▶ _SET TASKS_
a) Please answer these about the gold-and-platinum comment thread:
(i) Who does the opening comment say would disagree?
(ii) According to Gunther, how is platinum moving?
(iii) What does jm say winning by imagination is called?
b) Echo the gold-and-platinum comment thread between "Fri, 08/19/2011 - 15:34" and "platinum moves sideways.", inclusive.
c) Give what follows the last line of the gold-and-platinum comment thread.

====== PROVIDED PASSAGE ======

Jesse Livermore would disagree.  He said stocks were never too expensive to buy or cheap to sell.  In the case of gold, I would doubly agree because we are not looking at a trend caused by mere speculation.

Fri, 08/19/2011 - 15:34 | 1578544 Gunther
Gunther's picture


The fancy math does not cut it without much more detail. Moreover, since when can a correlation that might be for a reason or it might be a nonsense-correlation be extrapolated into the future?


Way simpler, the monetary metal gold is in a bull market while the commodity platinum moves sideways.

Good luck with this trade.

Fri, 08/19/2011 - 15:58 | 1578638 jm
jm's picture

All we have is history and imagination.  When gold is more expensive than platinum, history is not on gold's side.

As for imagination, there is something real to it, but winning that way is called luck.

Thx for the best wishes.

Fri, 08/19/2011 - 16:28 | 1578771 Smiddywesson
Smiddywesson's picture

All we have is history and imagination.  When gold is more expensive than platinum, history is not on gold's side.

====== ENTRIES SHOWN ======

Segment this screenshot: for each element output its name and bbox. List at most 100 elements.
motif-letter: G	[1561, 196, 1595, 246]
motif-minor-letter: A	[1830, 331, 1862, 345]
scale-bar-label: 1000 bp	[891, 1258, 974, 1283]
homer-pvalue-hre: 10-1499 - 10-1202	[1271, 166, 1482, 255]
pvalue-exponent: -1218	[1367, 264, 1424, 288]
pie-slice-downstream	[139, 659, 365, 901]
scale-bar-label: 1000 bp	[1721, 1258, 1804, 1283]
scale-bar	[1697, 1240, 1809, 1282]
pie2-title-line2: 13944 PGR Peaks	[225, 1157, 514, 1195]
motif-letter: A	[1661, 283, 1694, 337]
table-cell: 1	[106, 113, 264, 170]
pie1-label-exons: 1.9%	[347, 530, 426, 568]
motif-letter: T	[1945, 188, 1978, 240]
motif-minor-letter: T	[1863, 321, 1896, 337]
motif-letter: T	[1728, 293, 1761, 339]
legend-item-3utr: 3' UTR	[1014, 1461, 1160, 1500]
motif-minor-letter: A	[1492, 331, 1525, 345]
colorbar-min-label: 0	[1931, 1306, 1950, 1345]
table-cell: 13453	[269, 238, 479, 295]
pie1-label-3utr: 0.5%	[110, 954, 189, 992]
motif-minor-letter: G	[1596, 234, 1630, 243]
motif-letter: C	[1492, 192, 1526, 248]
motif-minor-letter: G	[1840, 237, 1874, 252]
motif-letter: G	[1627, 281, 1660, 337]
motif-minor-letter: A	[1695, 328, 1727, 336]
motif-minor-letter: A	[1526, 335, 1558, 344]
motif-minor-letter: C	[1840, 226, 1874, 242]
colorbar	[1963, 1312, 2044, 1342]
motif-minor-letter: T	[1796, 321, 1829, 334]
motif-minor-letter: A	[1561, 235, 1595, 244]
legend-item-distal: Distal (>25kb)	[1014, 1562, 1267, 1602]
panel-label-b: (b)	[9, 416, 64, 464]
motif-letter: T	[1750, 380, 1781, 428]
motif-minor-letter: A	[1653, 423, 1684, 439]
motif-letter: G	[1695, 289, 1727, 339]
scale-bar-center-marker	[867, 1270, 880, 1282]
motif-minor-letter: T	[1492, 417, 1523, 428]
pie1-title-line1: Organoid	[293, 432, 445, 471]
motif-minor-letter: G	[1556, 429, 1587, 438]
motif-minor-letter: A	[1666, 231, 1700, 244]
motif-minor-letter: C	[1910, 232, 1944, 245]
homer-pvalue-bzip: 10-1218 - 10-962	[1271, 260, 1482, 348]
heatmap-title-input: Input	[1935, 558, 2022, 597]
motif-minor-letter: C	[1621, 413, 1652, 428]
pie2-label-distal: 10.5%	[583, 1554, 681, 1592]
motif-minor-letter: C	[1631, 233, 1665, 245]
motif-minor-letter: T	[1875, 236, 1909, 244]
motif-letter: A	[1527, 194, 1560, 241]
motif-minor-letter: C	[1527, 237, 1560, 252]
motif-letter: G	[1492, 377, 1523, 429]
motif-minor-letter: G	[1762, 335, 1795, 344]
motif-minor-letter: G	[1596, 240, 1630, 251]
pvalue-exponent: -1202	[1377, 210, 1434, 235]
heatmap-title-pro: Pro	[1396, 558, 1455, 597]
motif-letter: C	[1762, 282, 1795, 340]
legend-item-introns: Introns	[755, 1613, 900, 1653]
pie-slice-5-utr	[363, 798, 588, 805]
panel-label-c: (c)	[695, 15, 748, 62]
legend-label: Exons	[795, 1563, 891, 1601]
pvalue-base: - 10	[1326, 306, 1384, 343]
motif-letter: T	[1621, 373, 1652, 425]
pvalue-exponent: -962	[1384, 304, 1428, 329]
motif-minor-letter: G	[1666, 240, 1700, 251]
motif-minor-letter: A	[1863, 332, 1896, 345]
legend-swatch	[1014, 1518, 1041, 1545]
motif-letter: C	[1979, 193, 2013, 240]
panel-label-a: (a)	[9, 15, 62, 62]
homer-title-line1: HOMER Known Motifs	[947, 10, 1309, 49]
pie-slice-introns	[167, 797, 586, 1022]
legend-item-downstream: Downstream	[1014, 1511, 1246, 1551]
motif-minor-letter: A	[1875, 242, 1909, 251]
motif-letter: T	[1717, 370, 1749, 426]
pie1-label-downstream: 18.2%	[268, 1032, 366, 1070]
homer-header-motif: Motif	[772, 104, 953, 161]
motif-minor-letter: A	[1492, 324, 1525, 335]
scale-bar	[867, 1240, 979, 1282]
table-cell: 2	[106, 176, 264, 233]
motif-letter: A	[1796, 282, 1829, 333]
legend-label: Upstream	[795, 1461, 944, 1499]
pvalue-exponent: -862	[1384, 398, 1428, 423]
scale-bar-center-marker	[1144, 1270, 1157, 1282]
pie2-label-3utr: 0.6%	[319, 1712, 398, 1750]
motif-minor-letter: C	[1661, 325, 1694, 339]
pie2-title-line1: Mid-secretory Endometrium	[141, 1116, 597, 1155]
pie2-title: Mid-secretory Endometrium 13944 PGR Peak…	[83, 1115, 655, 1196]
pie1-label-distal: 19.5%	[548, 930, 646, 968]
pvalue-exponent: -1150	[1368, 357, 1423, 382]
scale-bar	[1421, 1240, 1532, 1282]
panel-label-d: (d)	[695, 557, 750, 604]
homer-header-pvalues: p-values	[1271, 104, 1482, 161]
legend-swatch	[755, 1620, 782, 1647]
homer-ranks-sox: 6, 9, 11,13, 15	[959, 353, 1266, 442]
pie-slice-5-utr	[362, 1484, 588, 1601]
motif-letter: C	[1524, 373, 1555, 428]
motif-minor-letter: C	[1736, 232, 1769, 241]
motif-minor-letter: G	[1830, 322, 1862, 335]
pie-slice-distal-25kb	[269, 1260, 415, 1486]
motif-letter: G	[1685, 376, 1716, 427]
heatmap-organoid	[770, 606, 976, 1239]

======

▶ _RESPONSE LIST_
a)
(i) Jesse Livermore
(ii) Sideways
(iii) Luck

b)
Fri, 08/19/2011 - 15:34 | 1578544 Gunther
Gunther's picture


The fancy math does not cut it without much more detail. Moreover, since when can a correlation that might be for a reason or it might be a nonsense-correlation be extrapolated into the future?


Way simpler, the monetary metal gold is in a bull market while the commodity platinum moves sideways.

c)
When the US economy is rapidly resembling the Weimar Republic, history is on gold's side.  This isn't the 70s, so that history is out the window.

Central banks are buying gold, not platinum or silver.  Therefore, they are unable to control gold prices, but have been fairly successful with the other two.  When central banks stack "tradition" and kick the can, history is on the side of the gold trader.

Fri, 08/19/2011 - 16:40 | 1578868 jm
jm's picture

From a Weimar perspective:

I need a store of wealth that is portable and resistent to dilution until the dust settles and you can move into productive assets.  Gold isn't the only game in town for this.  Why not take something that is relatively cheaper for the purpose.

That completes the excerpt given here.